## Task prompt
Check every line of the data below for the string "JSON", and copy the ones that hold it.

[Start Dataset records]

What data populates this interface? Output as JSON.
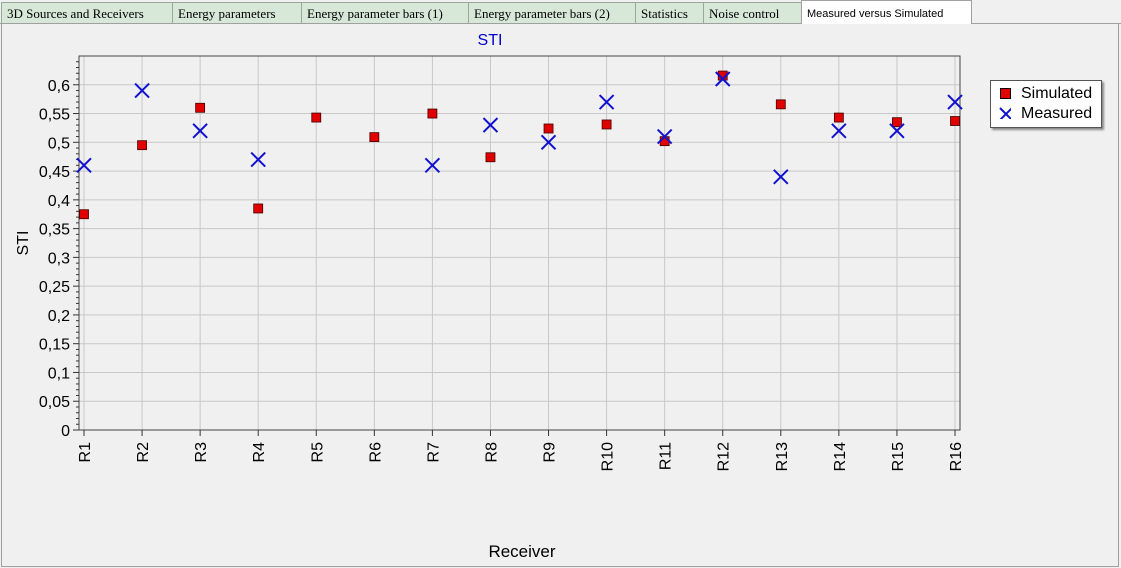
{
  "tabs": [
    {
      "label": "3D Sources and Receivers",
      "active": false
    },
    {
      "label": "Energy parameters",
      "active": false
    },
    {
      "label": "Energy parameter bars (1)",
      "active": false
    },
    {
      "label": "Energy parameter bars (2)",
      "active": false
    },
    {
      "label": "Statistics",
      "active": false
    },
    {
      "label": "Noise control",
      "active": false
    },
    {
      "label": "Measured versus Simulated",
      "active": true
    }
  ],
  "colors": {
    "simulated": "#e00000",
    "measured": "#1010d0",
    "title": "#0000cc",
    "grid": "#c8c8c8"
  },
  "chart_data": {
    "type": "scatter",
    "title": "STI",
    "xlabel": "Receiver",
    "ylabel": "STI",
    "categories": [
      "R1",
      "R2",
      "R3",
      "R4",
      "R5",
      "R6",
      "R7",
      "R8",
      "R9",
      "R10",
      "R11",
      "R12",
      "R13",
      "R14",
      "R15",
      "R16"
    ],
    "ylim": [
      0,
      0.65
    ],
    "yticks": [
      "0",
      "0,05",
      "0,1",
      "0,15",
      "0,2",
      "0,25",
      "0,3",
      "0,35",
      "0,4",
      "0,45",
      "0,5",
      "0,55",
      "0,6"
    ],
    "grid": true,
    "legend_position": "top-right",
    "series": [
      {
        "name": "Simulated",
        "marker": "square",
        "values": [
          0.375,
          0.495,
          0.56,
          0.385,
          0.543,
          0.509,
          0.55,
          0.474,
          0.524,
          0.531,
          0.502,
          0.616,
          0.566,
          0.543,
          0.535,
          0.537
        ]
      },
      {
        "name": "Measured",
        "marker": "x",
        "values": [
          0.46,
          0.59,
          0.52,
          0.47,
          null,
          null,
          0.46,
          0.53,
          0.5,
          0.57,
          0.51,
          0.61,
          0.44,
          0.52,
          0.52,
          0.57
        ]
      }
    ]
  }
}
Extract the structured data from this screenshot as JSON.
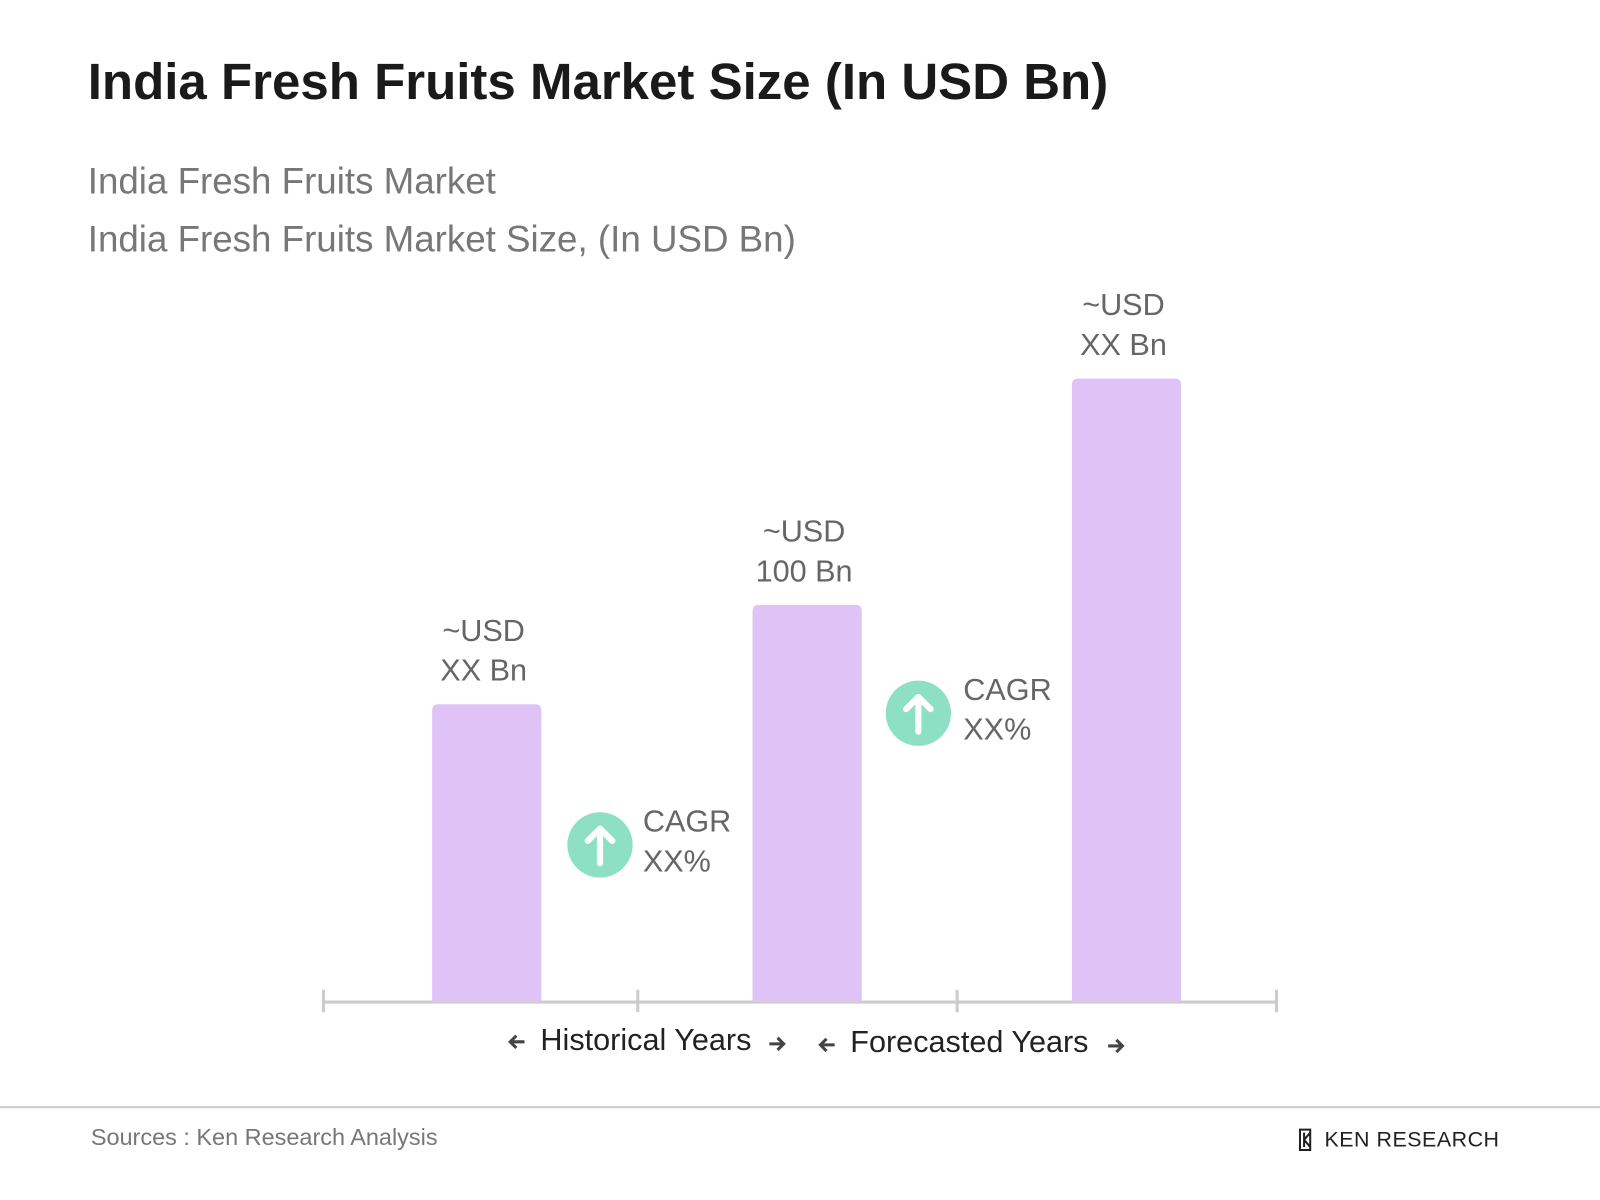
{
  "chart_data": {
    "type": "bar",
    "title": "India Fresh Fruits Market Size (In USD Bn)",
    "subtitle": [
      "India Fresh Fruits Market",
      "India Fresh Fruits Market Size, (In USD Bn)"
    ],
    "categories": [
      null,
      null,
      null
    ],
    "values": [
      75,
      100,
      157
    ],
    "value_labels": [
      [
        "~USD",
        "XX Bn"
      ],
      [
        "~USD",
        "100 Bn"
      ],
      [
        "~USD",
        "XX Bn"
      ]
    ],
    "color": "#dfc3f7",
    "annotations": [
      [
        "CAGR",
        "XX%"
      ],
      [
        "CAGR",
        "XX%"
      ]
    ],
    "annotation_color": "#8ee0c4",
    "periods": [
      "Historical Years",
      "Forecasted Years"
    ],
    "source": "Sources : Ken Research Analysis",
    "logo": "KEN RESEARCH"
  }
}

[End Dataset records]

## Solved problem
What data populates this interface? Output as JSON.
Extract the structured data from this screenshot as JSON.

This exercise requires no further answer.